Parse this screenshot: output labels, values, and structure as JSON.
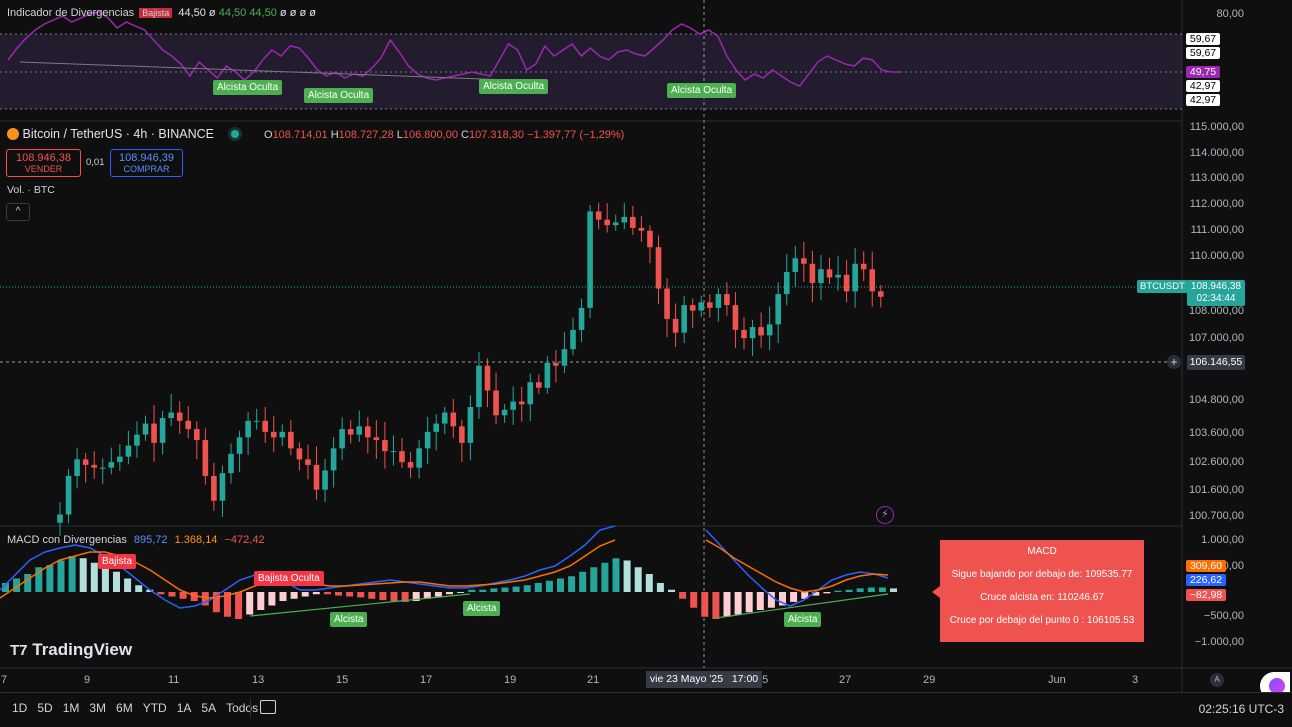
{
  "rsi": {
    "title": "Indicador de Divergencias",
    "bajista_tag": "Bajista",
    "values": [
      "44,50",
      "ø",
      "44,50",
      "44,50",
      "ø",
      "ø",
      "ø",
      "ø"
    ],
    "axis": [
      "80,00"
    ],
    "levels": [
      "59,67",
      "59,67",
      "49,75",
      "42,97",
      "42,97"
    ],
    "tags": [
      "Alcista Oculta",
      "Alcista Oculta",
      "Alcista Oculta",
      "Alcista Oculta"
    ]
  },
  "main": {
    "symbol": "Bitcoin / TetherUS · 4h · BINANCE",
    "o_label": "O",
    "o": "108.714,01",
    "h_label": "H",
    "h": "108.727,28",
    "l_label": "L",
    "l": "106.800,00",
    "c_label": "C",
    "c": "107.318,30",
    "change": "−1.397,77 (−1,29%)",
    "sell_price": "108.946,38",
    "sell_label": "VENDER",
    "spread": "0,01",
    "buy_price": "108.946,39",
    "buy_label": "COMPRAR",
    "vol_label": "Vol. · BTC",
    "axis": [
      "115.000,00",
      "114.000,00",
      "113.000,00",
      "112.000,00",
      "111.000,00",
      "110.000,00",
      "108.000,00",
      "107.000,00",
      "104.800,00",
      "103.600,00",
      "102.600,00",
      "101.600,00",
      "100.700,00"
    ],
    "ticker": "BTCUSDT",
    "last_price": "108.946,38",
    "countdown": "02:34:44",
    "crosshair_price": "106.146,55"
  },
  "macd": {
    "title": "MACD con Divergencias",
    "v1": "895,72",
    "v2": "1.368,14",
    "v3": "−472,42",
    "axis": [
      "1.000,00",
      "500,00",
      "−500,00",
      "−1.000,00"
    ],
    "box_orange": "309,60",
    "box_blue": "226,62",
    "box_red": "−82,98",
    "tags": {
      "bajista": "Bajista",
      "bajista_oculta": "Bajista Oculta",
      "alcista1": "Alcista",
      "alcista2": "Alcista",
      "alcista3": "Alcista"
    },
    "popup": {
      "title": "MACD",
      "line1": "Sigue bajando por debajo de: 109535.77",
      "line2": "Cruce alcista en: 110246.67",
      "line3": "Cruce por debajo del punto 0 : 106105.53"
    }
  },
  "time_axis": {
    "labels": [
      "7",
      "9",
      "11",
      "13",
      "15",
      "17",
      "19",
      "21",
      "25",
      "27",
      "29",
      "Jun",
      "3"
    ],
    "crosshair": "vie 23 Mayo '25",
    "crosshair_time": "17:00",
    "a_label": "A"
  },
  "bottom": {
    "timeframes": [
      "1D",
      "5D",
      "1M",
      "3M",
      "6M",
      "YTD",
      "1A",
      "5A",
      "Todos"
    ],
    "clock": "02:25:16 UTC-3"
  },
  "brand": "TradingView",
  "colors": {
    "up": "#26a69a",
    "down": "#ef5350",
    "rsi": "#9c27b0",
    "macd_blue": "#2962ff",
    "macd_orange": "#ff6d00",
    "tag_green": "#4caf50",
    "tag_red": "#f23645"
  }
}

^^^^

- _Exercise objective_
Using the records given above, list every line that includes the word "labels".

- _Answer to the problem_
Parse this screenshot: output labels, values, and structure as JSON.
    "labels": [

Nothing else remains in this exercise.